◆ Aim of the exercise ◆
Every record below is to be retyped exactly.

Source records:

>>>

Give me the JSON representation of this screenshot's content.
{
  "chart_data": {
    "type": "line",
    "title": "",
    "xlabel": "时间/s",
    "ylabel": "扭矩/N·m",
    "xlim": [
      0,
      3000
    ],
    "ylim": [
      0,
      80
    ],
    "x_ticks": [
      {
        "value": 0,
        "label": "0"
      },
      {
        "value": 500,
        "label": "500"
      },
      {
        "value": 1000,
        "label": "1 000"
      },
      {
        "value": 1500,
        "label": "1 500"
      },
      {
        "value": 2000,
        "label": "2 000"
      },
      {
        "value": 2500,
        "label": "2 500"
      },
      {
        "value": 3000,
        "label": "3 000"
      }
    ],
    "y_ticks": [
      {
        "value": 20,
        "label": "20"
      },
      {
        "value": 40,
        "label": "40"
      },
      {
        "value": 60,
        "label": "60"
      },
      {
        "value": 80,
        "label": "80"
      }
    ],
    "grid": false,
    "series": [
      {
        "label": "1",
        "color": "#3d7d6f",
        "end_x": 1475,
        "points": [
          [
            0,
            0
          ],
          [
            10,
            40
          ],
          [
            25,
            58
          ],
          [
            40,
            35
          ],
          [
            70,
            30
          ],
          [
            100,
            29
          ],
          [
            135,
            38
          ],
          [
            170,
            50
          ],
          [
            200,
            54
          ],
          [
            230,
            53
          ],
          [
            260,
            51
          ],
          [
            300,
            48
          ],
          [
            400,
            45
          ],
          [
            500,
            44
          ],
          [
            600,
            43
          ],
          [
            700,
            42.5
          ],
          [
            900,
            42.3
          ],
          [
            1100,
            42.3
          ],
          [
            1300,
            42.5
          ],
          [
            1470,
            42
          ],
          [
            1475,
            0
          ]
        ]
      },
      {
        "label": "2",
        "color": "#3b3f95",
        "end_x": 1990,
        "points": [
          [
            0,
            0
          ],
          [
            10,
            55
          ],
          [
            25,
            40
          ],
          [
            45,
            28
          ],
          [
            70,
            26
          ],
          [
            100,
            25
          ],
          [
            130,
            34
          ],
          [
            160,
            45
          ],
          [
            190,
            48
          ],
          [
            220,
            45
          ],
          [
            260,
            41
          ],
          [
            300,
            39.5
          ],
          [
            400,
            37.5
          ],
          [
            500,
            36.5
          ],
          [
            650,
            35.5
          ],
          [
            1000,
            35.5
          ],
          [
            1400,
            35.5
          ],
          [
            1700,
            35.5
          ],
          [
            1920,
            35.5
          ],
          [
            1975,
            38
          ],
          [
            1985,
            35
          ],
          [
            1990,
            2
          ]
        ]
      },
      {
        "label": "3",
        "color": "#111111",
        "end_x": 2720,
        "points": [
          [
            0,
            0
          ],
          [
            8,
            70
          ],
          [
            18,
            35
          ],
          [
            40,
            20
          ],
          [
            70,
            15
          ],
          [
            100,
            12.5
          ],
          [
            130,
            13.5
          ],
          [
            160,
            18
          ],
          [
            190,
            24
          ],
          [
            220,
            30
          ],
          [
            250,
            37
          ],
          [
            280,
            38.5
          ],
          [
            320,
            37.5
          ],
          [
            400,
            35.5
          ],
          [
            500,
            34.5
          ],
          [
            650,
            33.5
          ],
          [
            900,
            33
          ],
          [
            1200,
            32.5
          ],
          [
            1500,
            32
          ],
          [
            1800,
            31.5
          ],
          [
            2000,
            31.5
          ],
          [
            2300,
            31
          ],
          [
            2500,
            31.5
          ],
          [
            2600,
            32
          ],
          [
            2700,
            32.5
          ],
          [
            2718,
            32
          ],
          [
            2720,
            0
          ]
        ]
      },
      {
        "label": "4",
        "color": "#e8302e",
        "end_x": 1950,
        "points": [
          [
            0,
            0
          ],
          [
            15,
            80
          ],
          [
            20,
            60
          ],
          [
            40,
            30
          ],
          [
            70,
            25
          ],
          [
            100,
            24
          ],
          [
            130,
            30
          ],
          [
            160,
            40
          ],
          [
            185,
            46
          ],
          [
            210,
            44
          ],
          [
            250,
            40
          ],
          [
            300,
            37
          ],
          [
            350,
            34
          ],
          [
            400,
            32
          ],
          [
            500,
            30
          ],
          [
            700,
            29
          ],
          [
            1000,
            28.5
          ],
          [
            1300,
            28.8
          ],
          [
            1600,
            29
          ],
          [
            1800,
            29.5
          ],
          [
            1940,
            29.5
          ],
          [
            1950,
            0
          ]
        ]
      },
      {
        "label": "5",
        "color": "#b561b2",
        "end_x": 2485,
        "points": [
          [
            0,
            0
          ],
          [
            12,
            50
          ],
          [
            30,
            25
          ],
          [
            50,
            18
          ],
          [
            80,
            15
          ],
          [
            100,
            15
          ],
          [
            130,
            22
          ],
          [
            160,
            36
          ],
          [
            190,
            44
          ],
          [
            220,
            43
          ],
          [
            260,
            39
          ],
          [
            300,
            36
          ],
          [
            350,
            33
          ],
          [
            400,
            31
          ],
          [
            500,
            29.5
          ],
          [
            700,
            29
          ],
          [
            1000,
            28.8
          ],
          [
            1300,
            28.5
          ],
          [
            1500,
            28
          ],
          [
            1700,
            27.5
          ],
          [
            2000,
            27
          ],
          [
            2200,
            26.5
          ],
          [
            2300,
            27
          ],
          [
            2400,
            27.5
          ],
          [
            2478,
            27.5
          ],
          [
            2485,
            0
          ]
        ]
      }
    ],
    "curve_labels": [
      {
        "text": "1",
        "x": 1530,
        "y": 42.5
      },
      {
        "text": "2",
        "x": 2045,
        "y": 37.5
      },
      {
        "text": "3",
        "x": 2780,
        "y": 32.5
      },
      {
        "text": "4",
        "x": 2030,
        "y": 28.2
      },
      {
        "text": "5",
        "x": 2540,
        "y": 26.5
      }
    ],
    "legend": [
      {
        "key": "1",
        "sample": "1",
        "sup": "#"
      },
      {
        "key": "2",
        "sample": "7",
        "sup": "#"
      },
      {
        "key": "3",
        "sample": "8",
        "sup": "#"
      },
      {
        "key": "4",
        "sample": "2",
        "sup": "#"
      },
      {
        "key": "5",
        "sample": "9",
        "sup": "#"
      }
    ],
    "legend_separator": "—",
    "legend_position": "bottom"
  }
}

<<<

◆ Solution to this problem ◆
Give me the JSON representation of this screenshot's content.
{
  "chart_data": {
    "type": "line",
    "title": "",
    "xlabel": "时间/s",
    "ylabel": "扭矩/N·m",
    "xlim": [
      0,
      3000
    ],
    "ylim": [
      0,
      80
    ],
    "x_ticks": [
      {
        "value": 0,
        "label": "0"
      },
      {
        "value": 500,
        "label": "500"
      },
      {
        "value": 1000,
        "label": "1 000"
      },
      {
        "value": 1500,
        "label": "1 500"
      },
      {
        "value": 2000,
        "label": "2 000"
      },
      {
        "value": 2500,
        "label": "2 500"
      },
      {
        "value": 3000,
        "label": "3 000"
      }
    ],
    "y_ticks": [
      {
        "value": 20,
        "label": "20"
      },
      {
        "value": 40,
        "label": "40"
      },
      {
        "value": 60,
        "label": "60"
      },
      {
        "value": 80,
        "label": "80"
      }
    ],
    "grid": false,
    "series": [
      {
        "label": "1",
        "color": "#3d7d6f",
        "end_x": 1475,
        "points": [
          [
            0,
            0
          ],
          [
            10,
            40
          ],
          [
            25,
            58
          ],
          [
            40,
            35
          ],
          [
            70,
            30
          ],
          [
            100,
            29
          ],
          [
            135,
            38
          ],
          [
            170,
            50
          ],
          [
            200,
            54
          ],
          [
            230,
            53
          ],
          [
            260,
            51
          ],
          [
            300,
            48
          ],
          [
            400,
            45
          ],
          [
            500,
            44
          ],
          [
            600,
            43
          ],
          [
            700,
            42.5
          ],
          [
            900,
            42.3
          ],
          [
            1100,
            42.3
          ],
          [
            1300,
            42.5
          ],
          [
            1470,
            42
          ],
          [
            1475,
            0
          ]
        ]
      },
      {
        "label": "2",
        "color": "#3b3f95",
        "end_x": 1990,
        "points": [
          [
            0,
            0
          ],
          [
            10,
            55
          ],
          [
            25,
            40
          ],
          [
            45,
            28
          ],
          [
            70,
            26
          ],
          [
            100,
            25
          ],
          [
            130,
            34
          ],
          [
            160,
            45
          ],
          [
            190,
            48
          ],
          [
            220,
            45
          ],
          [
            260,
            41
          ],
          [
            300,
            39.5
          ],
          [
            400,
            37.5
          ],
          [
            500,
            36.5
          ],
          [
            650,
            35.5
          ],
          [
            1000,
            35.5
          ],
          [
            1400,
            35.5
          ],
          [
            1700,
            35.5
          ],
          [
            1920,
            35.5
          ],
          [
            1975,
            38
          ],
          [
            1985,
            35
          ],
          [
            1990,
            2
          ]
        ]
      },
      {
        "label": "3",
        "color": "#111111",
        "end_x": 2720,
        "points": [
          [
            0,
            0
          ],
          [
            8,
            70
          ],
          [
            18,
            35
          ],
          [
            40,
            20
          ],
          [
            70,
            15
          ],
          [
            100,
            12.5
          ],
          [
            130,
            13.5
          ],
          [
            160,
            18
          ],
          [
            190,
            24
          ],
          [
            220,
            30
          ],
          [
            250,
            37
          ],
          [
            280,
            38.5
          ],
          [
            320,
            37.5
          ],
          [
            400,
            35.5
          ],
          [
            500,
            34.5
          ],
          [
            650,
            33.5
          ],
          [
            900,
            33
          ],
          [
            1200,
            32.5
          ],
          [
            1500,
            32
          ],
          [
            1800,
            31.5
          ],
          [
            2000,
            31.5
          ],
          [
            2300,
            31
          ],
          [
            2500,
            31.5
          ],
          [
            2600,
            32
          ],
          [
            2700,
            32.5
          ],
          [
            2718,
            32
          ],
          [
            2720,
            0
          ]
        ]
      },
      {
        "label": "4",
        "color": "#e8302e",
        "end_x": 1950,
        "points": [
          [
            0,
            0
          ],
          [
            15,
            80
          ],
          [
            20,
            60
          ],
          [
            40,
            30
          ],
          [
            70,
            25
          ],
          [
            100,
            24
          ],
          [
            130,
            30
          ],
          [
            160,
            40
          ],
          [
            185,
            46
          ],
          [
            210,
            44
          ],
          [
            250,
            40
          ],
          [
            300,
            37
          ],
          [
            350,
            34
          ],
          [
            400,
            32
          ],
          [
            500,
            30
          ],
          [
            700,
            29
          ],
          [
            1000,
            28.5
          ],
          [
            1300,
            28.8
          ],
          [
            1600,
            29
          ],
          [
            1800,
            29.5
          ],
          [
            1940,
            29.5
          ],
          [
            1950,
            0
          ]
        ]
      },
      {
        "label": "5",
        "color": "#b561b2",
        "end_x": 2485,
        "points": [
          [
            0,
            0
          ],
          [
            12,
            50
          ],
          [
            30,
            25
          ],
          [
            50,
            18
          ],
          [
            80,
            15
          ],
          [
            100,
            15
          ],
          [
            130,
            22
          ],
          [
            160,
            36
          ],
          [
            190,
            44
          ],
          [
            220,
            43
          ],
          [
            260,
            39
          ],
          [
            300,
            36
          ],
          [
            350,
            33
          ],
          [
            400,
            31
          ],
          [
            500,
            29.5
          ],
          [
            700,
            29
          ],
          [
            1000,
            28.8
          ],
          [
            1300,
            28.5
          ],
          [
            1500,
            28
          ],
          [
            1700,
            27.5
          ],
          [
            2000,
            27
          ],
          [
            2200,
            26.5
          ],
          [
            2300,
            27
          ],
          [
            2400,
            27.5
          ],
          [
            2478,
            27.5
          ],
          [
            2485,
            0
          ]
        ]
      }
    ],
    "curve_labels": [
      {
        "text": "1",
        "x": 1530,
        "y": 42.5
      },
      {
        "text": "2",
        "x": 2045,
        "y": 37.5
      },
      {
        "text": "3",
        "x": 2780,
        "y": 32.5
      },
      {
        "text": "4",
        "x": 2030,
        "y": 28.2
      },
      {
        "text": "5",
        "x": 2540,
        "y": 26.5
      }
    ],
    "legend": [
      {
        "key": "1",
        "sample": "1",
        "sup": "#"
      },
      {
        "key": "2",
        "sample": "7",
        "sup": "#"
      },
      {
        "key": "3",
        "sample": "8",
        "sup": "#"
      },
      {
        "key": "4",
        "sample": "2",
        "sup": "#"
      },
      {
        "key": "5",
        "sample": "9",
        "sup": "#"
      }
    ],
    "legend_separator": "—",
    "legend_position": "bottom"
  }
}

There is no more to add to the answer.